Problem to work on –
Please set down each of the lines below word for word, leaving none out.

Stored records

>> START

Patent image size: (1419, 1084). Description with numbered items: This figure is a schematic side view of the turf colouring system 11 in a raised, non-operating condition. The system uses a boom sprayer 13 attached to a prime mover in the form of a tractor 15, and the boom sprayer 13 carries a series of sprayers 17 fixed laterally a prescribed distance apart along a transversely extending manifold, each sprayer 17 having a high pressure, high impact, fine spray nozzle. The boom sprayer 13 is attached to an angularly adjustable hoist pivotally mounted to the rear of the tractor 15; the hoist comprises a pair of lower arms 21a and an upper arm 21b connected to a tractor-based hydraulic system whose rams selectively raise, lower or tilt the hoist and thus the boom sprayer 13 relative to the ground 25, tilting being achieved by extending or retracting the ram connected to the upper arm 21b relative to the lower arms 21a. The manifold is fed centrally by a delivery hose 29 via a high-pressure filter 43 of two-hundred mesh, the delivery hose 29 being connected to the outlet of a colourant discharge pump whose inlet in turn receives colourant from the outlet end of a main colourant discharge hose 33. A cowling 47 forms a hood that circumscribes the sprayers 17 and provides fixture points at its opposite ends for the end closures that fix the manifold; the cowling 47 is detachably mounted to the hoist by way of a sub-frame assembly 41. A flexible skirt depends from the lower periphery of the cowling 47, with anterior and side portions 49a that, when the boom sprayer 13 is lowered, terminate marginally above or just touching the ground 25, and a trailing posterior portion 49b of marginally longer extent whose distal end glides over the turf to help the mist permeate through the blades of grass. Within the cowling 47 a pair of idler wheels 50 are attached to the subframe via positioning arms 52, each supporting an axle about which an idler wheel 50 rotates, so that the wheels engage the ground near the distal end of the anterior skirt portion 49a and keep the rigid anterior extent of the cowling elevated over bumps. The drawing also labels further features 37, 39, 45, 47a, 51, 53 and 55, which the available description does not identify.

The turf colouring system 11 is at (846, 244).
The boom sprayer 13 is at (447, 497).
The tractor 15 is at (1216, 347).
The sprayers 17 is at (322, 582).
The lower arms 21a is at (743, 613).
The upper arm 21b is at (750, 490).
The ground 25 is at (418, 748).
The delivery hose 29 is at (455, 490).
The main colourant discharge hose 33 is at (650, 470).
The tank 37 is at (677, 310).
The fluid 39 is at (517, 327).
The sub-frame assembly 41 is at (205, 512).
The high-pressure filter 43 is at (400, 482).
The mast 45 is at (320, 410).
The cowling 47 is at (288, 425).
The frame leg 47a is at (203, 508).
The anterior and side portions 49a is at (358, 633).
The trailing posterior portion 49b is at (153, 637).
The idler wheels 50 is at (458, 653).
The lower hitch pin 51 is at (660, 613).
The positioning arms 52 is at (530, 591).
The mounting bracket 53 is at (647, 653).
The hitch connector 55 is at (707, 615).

>> END

The result –
Patent image size: (1419, 1084). Description with numbered items: This figure is a schematic side view of the turf colouring system 11 in a raised, non-operating condition. The system uses a boom sprayer 13 attached to a prime mover in the form of a tractor 15, and the boom sprayer 13 carries a series of sprayers 17 fixed laterally a prescribed distance apart along a transversely extending manifold, each sprayer 17 having a high pressure, high impact, fine spray nozzle. The boom sprayer 13 is attached to an angularly adjustable hoist pivotally mounted to the rear of the tractor 15; the hoist comprises a pair of lower arms 21a and an upper arm 21b connected to a tractor-based hydraulic system whose rams selectively raise, lower or tilt the hoist and thus the boom sprayer 13 relative to the ground 25, tilting being achieved by extending or retracting the ram connected to the upper arm 21b relative to the lower arms 21a. The manifold is fed centrally by a delivery hose 29 via a high-pressure filter 43 of two-hundred mesh, the delivery hose 29 being connected to the outlet of a colourant discharge pump whose inlet in turn receives colourant from the outlet end of a main colourant discharge hose 33. A cowling 47 forms a hood that circumscribes the sprayers 17 and provides fixture points at its opposite ends for the end closures that fix the manifold; the cowling 47 is detachably mounted to the hoist by way of a sub-frame assembly 41. A flexible skirt depends from the lower periphery of the cowling 47, with anterior and side portions 49a that, when the boom sprayer 13 is lowered, terminate marginally above or just touching the ground 25, and a trailing posterior portion 49b of marginally longer extent whose distal end glides over the turf to help the mist permeate through the blades of grass. Within the cowling 47 a pair of idler wheels 50 are attached to the subframe via positioning arms 52, each supporting an axle about which an idler wheel 50 rotates, so that the wheels engage the ground near the distal end of the anterior skirt portion 49a and keep the rigid anterior extent of the cowling elevated over bumps. The drawing also labels further features 37, 39, 45, 47a, 51, 53 and 55, which the available description does not identify.

The turf colouring system 11 is at (846, 244).
The boom sprayer 13 is at (447, 497).
The tractor 15 is at (1216, 347).
The sprayers 17 is at (322, 582).
The lower arms 21a is at (743, 613).
The upper arm 21b is at (750, 490).
The ground 25 is at (418, 748).
The delivery hose 29 is at (455, 490).
The main colourant discharge hose 33 is at (650, 470).
The tank 37 is at (677, 310).
The fluid 39 is at (517, 327).
The sub-frame assembly 41 is at (205, 512).
The high-pressure filter 43 is at (400, 482).
The mast 45 is at (320, 410).
The cowling 47 is at (288, 425).
The frame leg 47a is at (203, 508).
The anterior and side portions 49a is at (358, 633).
The trailing posterior portion 49b is at (153, 637).
The idler wheels 50 is at (458, 653).
The lower hitch pin 51 is at (660, 613).
The positioning arms 52 is at (530, 591).
The mounting bracket 53 is at (647, 653).
The hitch connector 55 is at (707, 615).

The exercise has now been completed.